=== Set task ===
Find each line with the string "ylabel" and copy it.

-- BEGIN Given entries --

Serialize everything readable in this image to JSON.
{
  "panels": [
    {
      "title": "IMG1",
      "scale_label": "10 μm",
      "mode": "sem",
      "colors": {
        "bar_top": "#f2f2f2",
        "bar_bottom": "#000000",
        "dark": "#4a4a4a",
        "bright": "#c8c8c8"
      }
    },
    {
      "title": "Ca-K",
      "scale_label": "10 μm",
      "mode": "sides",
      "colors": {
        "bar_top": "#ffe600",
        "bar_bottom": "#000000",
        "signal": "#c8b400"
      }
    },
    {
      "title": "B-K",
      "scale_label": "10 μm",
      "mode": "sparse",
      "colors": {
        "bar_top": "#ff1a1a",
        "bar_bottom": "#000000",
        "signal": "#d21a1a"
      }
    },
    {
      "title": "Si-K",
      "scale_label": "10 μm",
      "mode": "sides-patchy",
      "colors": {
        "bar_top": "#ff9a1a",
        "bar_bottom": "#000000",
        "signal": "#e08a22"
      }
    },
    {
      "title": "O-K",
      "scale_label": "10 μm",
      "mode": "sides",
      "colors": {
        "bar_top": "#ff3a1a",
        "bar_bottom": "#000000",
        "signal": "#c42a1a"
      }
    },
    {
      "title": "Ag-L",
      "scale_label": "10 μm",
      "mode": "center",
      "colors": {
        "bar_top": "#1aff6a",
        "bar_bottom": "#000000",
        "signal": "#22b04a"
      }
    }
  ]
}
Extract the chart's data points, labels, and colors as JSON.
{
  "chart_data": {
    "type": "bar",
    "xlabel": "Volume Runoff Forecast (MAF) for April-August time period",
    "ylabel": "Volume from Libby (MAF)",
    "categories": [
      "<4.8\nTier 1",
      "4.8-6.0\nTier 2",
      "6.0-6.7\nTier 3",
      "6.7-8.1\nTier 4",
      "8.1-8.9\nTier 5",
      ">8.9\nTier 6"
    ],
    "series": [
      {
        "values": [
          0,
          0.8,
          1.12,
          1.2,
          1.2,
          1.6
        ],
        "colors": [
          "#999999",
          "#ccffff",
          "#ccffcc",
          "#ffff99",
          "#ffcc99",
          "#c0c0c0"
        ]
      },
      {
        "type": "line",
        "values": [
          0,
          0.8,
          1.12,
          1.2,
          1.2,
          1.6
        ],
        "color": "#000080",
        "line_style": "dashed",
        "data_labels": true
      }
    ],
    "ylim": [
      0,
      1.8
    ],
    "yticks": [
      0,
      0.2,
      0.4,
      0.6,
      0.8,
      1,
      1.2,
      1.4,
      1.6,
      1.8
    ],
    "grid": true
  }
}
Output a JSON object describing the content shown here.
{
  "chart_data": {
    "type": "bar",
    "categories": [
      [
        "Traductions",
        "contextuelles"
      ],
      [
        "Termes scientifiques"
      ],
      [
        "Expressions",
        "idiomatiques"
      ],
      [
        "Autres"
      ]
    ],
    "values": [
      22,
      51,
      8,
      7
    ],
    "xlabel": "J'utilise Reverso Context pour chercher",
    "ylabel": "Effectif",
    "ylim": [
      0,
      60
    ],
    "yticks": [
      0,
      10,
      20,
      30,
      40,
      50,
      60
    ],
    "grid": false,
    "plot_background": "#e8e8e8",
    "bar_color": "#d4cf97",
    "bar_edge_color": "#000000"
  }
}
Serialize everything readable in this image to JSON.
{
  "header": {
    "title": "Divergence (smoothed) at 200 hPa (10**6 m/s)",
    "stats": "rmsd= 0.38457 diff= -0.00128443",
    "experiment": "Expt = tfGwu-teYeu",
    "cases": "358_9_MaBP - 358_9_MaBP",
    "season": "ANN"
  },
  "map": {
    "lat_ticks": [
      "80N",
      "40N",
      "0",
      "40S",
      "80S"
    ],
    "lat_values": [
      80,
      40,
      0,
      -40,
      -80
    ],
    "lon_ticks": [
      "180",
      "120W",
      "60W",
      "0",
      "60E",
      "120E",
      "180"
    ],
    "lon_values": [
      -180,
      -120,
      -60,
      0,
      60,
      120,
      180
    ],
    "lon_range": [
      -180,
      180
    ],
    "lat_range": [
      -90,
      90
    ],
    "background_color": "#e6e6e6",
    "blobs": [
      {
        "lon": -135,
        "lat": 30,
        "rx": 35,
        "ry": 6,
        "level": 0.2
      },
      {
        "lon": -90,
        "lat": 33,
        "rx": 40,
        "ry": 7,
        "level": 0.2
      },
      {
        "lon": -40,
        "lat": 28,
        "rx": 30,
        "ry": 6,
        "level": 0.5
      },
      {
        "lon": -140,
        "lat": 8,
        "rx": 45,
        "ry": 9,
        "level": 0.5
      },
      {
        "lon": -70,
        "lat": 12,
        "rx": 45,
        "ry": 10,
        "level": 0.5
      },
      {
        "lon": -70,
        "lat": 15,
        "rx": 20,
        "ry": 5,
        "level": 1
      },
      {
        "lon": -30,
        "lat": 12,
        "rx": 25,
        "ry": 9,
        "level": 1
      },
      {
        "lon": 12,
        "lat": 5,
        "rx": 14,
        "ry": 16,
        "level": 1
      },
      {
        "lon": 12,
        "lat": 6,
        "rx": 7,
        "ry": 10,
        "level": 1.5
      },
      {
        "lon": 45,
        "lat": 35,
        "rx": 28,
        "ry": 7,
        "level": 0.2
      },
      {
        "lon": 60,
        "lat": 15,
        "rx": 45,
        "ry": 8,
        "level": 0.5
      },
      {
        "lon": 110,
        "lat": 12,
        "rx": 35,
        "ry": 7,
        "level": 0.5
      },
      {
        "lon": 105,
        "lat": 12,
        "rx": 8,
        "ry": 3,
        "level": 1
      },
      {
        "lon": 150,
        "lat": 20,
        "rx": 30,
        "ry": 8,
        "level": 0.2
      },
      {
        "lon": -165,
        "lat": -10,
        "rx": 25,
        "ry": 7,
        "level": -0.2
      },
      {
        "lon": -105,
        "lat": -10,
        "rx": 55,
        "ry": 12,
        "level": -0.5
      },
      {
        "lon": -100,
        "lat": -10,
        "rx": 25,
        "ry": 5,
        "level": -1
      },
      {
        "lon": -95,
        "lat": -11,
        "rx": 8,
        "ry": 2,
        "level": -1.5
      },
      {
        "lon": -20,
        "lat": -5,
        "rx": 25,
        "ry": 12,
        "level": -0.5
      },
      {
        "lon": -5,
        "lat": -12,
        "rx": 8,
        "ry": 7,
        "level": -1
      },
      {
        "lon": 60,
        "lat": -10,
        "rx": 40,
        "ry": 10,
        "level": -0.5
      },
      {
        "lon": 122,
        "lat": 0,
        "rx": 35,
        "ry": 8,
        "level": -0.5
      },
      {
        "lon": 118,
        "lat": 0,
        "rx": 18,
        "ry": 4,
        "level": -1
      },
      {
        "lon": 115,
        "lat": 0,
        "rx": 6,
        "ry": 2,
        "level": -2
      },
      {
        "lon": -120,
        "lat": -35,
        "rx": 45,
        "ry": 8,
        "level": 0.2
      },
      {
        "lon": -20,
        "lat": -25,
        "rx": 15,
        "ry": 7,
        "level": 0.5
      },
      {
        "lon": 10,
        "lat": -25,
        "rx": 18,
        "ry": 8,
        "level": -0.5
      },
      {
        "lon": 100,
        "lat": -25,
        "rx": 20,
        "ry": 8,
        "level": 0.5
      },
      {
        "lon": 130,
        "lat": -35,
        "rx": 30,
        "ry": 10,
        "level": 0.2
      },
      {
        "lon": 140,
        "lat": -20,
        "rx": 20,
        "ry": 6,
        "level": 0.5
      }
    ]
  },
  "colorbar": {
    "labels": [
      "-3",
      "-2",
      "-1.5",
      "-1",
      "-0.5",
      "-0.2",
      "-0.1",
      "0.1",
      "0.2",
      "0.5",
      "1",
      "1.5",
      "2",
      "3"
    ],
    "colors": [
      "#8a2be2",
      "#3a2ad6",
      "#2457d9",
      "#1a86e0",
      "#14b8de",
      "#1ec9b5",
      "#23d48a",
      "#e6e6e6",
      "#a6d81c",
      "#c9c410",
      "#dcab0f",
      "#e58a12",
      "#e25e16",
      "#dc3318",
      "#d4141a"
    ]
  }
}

-- END Given entries --

=== Answer to this problem ===
    "ylabel": "Volume from Libby (MAF)",
    "ylabel": "Effectif",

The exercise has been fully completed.